● **Instructions to follow**: Copy out the material below in full, but not its images.

Figure collection entries:
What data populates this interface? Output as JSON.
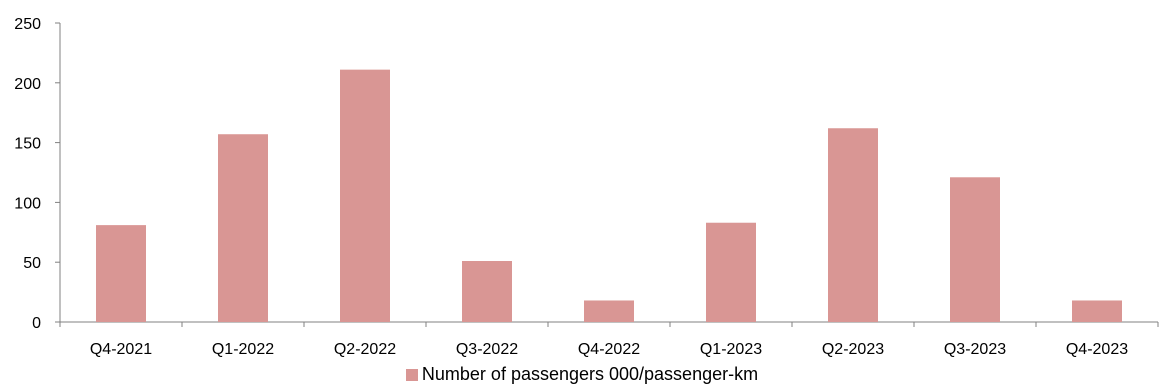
{
  "chart_data": {
    "type": "bar",
    "categories": [
      "Q4-2021",
      "Q1-2022",
      "Q2-2022",
      "Q3-2022",
      "Q4-2022",
      "Q1-2023",
      "Q2-2023",
      "Q3-2023",
      "Q4-2023"
    ],
    "series": [
      {
        "name": "Number of passengers 000/passenger-km",
        "values": [
          81,
          157,
          211,
          51,
          18,
          83,
          162,
          121,
          18
        ]
      }
    ],
    "ylim": [
      0,
      250
    ],
    "yticks": [
      "0",
      "50",
      "100",
      "150",
      "200",
      "250"
    ],
    "xlabel": "",
    "ylabel": "",
    "grid": false,
    "legend_position": "bottom",
    "bar_color": "#d99694",
    "axis_color": "#808080"
  }
}
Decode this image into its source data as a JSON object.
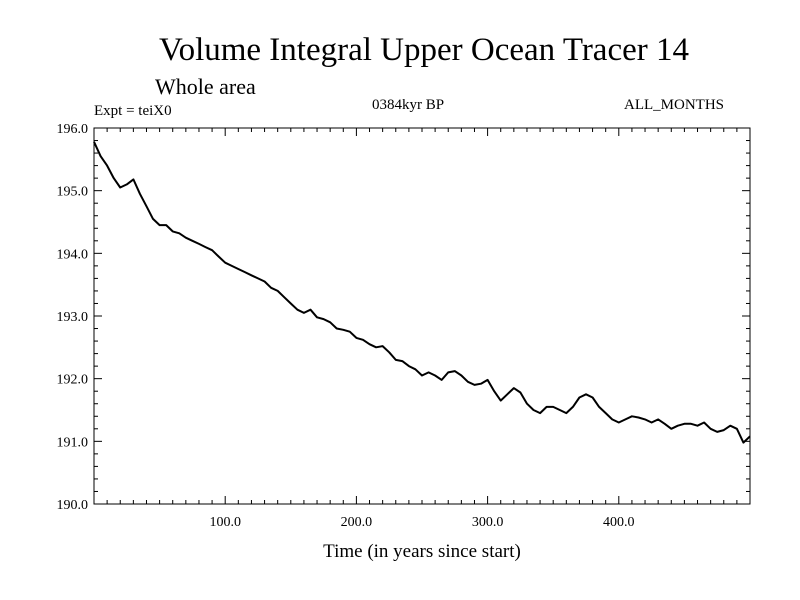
{
  "chart_data": {
    "type": "line",
    "title": "Volume Integral Upper Ocean Tracer 14",
    "subtitle": "Whole area",
    "annotations": {
      "experiment": "Expt = teiX0",
      "period": "0384kyr BP",
      "months": "ALL_MONTHS"
    },
    "xlabel": "Time (in years since start)",
    "ylabel": "",
    "xlim": [
      0,
      500
    ],
    "ylim": [
      190.0,
      196.0
    ],
    "x_ticks": [
      100,
      200,
      300,
      400
    ],
    "x_tick_labels": [
      "100.0",
      "200.0",
      "300.0",
      "400.0"
    ],
    "y_ticks": [
      190,
      191,
      192,
      193,
      194,
      195,
      196
    ],
    "y_tick_labels": [
      "190.0",
      "191.0",
      "192.0",
      "193.0",
      "194.0",
      "195.0",
      "196.0"
    ],
    "grid": false,
    "colors": {
      "line": "#000000",
      "axes": "#000000",
      "background": "#ffffff"
    },
    "series": [
      {
        "x": [
          0,
          5,
          10,
          15,
          20,
          25,
          30,
          35,
          40,
          45,
          50,
          55,
          60,
          65,
          70,
          75,
          80,
          85,
          90,
          95,
          100,
          105,
          110,
          115,
          120,
          125,
          130,
          135,
          140,
          145,
          150,
          155,
          160,
          165,
          170,
          175,
          180,
          185,
          190,
          195,
          200,
          205,
          210,
          215,
          220,
          225,
          230,
          235,
          240,
          245,
          250,
          255,
          260,
          265,
          270,
          275,
          280,
          285,
          290,
          295,
          300,
          305,
          310,
          315,
          320,
          325,
          330,
          335,
          340,
          345,
          350,
          355,
          360,
          365,
          370,
          375,
          380,
          385,
          390,
          395,
          400,
          405,
          410,
          415,
          420,
          425,
          430,
          435,
          440,
          445,
          450,
          455,
          460,
          465,
          470,
          475,
          480,
          485,
          490,
          495,
          500
        ],
        "values": [
          195.78,
          195.55,
          195.4,
          195.2,
          195.05,
          195.1,
          195.18,
          194.95,
          194.75,
          194.55,
          194.45,
          194.45,
          194.35,
          194.32,
          194.25,
          194.2,
          194.15,
          194.1,
          194.05,
          193.95,
          193.85,
          193.8,
          193.75,
          193.7,
          193.65,
          193.6,
          193.55,
          193.45,
          193.4,
          193.3,
          193.2,
          193.1,
          193.05,
          193.1,
          192.98,
          192.95,
          192.9,
          192.8,
          192.78,
          192.75,
          192.65,
          192.62,
          192.55,
          192.5,
          192.52,
          192.42,
          192.3,
          192.28,
          192.2,
          192.15,
          192.05,
          192.1,
          192.05,
          191.98,
          192.1,
          192.12,
          192.05,
          191.95,
          191.9,
          191.92,
          191.98,
          191.8,
          191.65,
          191.75,
          191.85,
          191.78,
          191.6,
          191.5,
          191.45,
          191.55,
          191.55,
          191.5,
          191.45,
          191.55,
          191.7,
          191.75,
          191.7,
          191.55,
          191.45,
          191.35,
          191.3,
          191.35,
          191.4,
          191.38,
          191.35,
          191.3,
          191.35,
          191.28,
          191.2,
          191.25,
          191.28,
          191.28,
          191.25,
          191.3,
          191.2,
          191.15,
          191.18,
          191.25,
          191.2,
          190.98,
          191.08
        ]
      }
    ]
  }
}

● **Exercise response**:
What data populates this interface? Output as JSON.
{
  "chart_data": {
    "type": "bar",
    "categories": [
      "Q4-2021",
      "Q1-2022",
      "Q2-2022",
      "Q3-2022",
      "Q4-2022",
      "Q1-2023",
      "Q2-2023",
      "Q3-2023",
      "Q4-2023"
    ],
    "series": [
      {
        "name": "Number of passengers 000/passenger-km",
        "values": [
          81,
          157,
          211,
          51,
          18,
          83,
          162,
          121,
          18
        ]
      }
    ],
    "ylim": [
      0,
      250
    ],
    "yticks": [
      "0",
      "50",
      "100",
      "150",
      "200",
      "250"
    ],
    "xlabel": "",
    "ylabel": "",
    "grid": false,
    "legend_position": "bottom",
    "bar_color": "#d99694",
    "axis_color": "#808080"
  }
}
Decode this image into its source data as a JSON object.
{
  "chart_data": {
    "type": "line",
    "title": "Volume Integral Upper Ocean Tracer 14",
    "subtitle": "Whole area",
    "annotations": {
      "experiment": "Expt = teiX0",
      "period": "0384kyr BP",
      "months": "ALL_MONTHS"
    },
    "xlabel": "Time (in years since start)",
    "ylabel": "",
    "xlim": [
      0,
      500
    ],
    "ylim": [
      190.0,
      196.0
    ],
    "x_ticks": [
      100,
      200,
      300,
      400
    ],
    "x_tick_labels": [
      "100.0",
      "200.0",
      "300.0",
      "400.0"
    ],
    "y_ticks": [
      190,
      191,
      192,
      193,
      194,
      195,
      196
    ],
    "y_tick_labels": [
      "190.0",
      "191.0",
      "192.0",
      "193.0",
      "194.0",
      "195.0",
      "196.0"
    ],
    "grid": false,
    "colors": {
      "line": "#000000",
      "axes": "#000000",
      "background": "#ffffff"
    },
    "series": [
      {
        "x": [
          0,
          5,
          10,
          15,
          20,
          25,
          30,
          35,
          40,
          45,
          50,
          55,
          60,
          65,
          70,
          75,
          80,
          85,
          90,
          95,
          100,
          105,
          110,
          115,
          120,
          125,
          130,
          135,
          140,
          145,
          150,
          155,
          160,
          165,
          170,
          175,
          180,
          185,
          190,
          195,
          200,
          205,
          210,
          215,
          220,
          225,
          230,
          235,
          240,
          245,
          250,
          255,
          260,
          265,
          270,
          275,
          280,
          285,
          290,
          295,
          300,
          305,
          310,
          315,
          320,
          325,
          330,
          335,
          340,
          345,
          350,
          355,
          360,
          365,
          370,
          375,
          380,
          385,
          390,
          395,
          400,
          405,
          410,
          415,
          420,
          425,
          430,
          435,
          440,
          445,
          450,
          455,
          460,
          465,
          470,
          475,
          480,
          485,
          490,
          495,
          500
        ],
        "values": [
          195.78,
          195.55,
          195.4,
          195.2,
          195.05,
          195.1,
          195.18,
          194.95,
          194.75,
          194.55,
          194.45,
          194.45,
          194.35,
          194.32,
          194.25,
          194.2,
          194.15,
          194.1,
          194.05,
          193.95,
          193.85,
          193.8,
          193.75,
          193.7,
          193.65,
          193.6,
          193.55,
          193.45,
          193.4,
          193.3,
          193.2,
          193.1,
          193.05,
          193.1,
          192.98,
          192.95,
          192.9,
          192.8,
          192.78,
          192.75,
          192.65,
          192.62,
          192.55,
          192.5,
          192.52,
          192.42,
          192.3,
          192.28,
          192.2,
          192.15,
          192.05,
          192.1,
          192.05,
          191.98,
          192.1,
          192.12,
          192.05,
          191.95,
          191.9,
          191.92,
          191.98,
          191.8,
          191.65,
          191.75,
          191.85,
          191.78,
          191.6,
          191.5,
          191.45,
          191.55,
          191.55,
          191.5,
          191.45,
          191.55,
          191.7,
          191.75,
          191.7,
          191.55,
          191.45,
          191.35,
          191.3,
          191.35,
          191.4,
          191.38,
          191.35,
          191.3,
          191.35,
          191.28,
          191.2,
          191.25,
          191.28,
          191.28,
          191.25,
          191.3,
          191.2,
          191.15,
          191.18,
          191.25,
          191.2,
          190.98,
          191.08
        ]
      }
    ]
  }
}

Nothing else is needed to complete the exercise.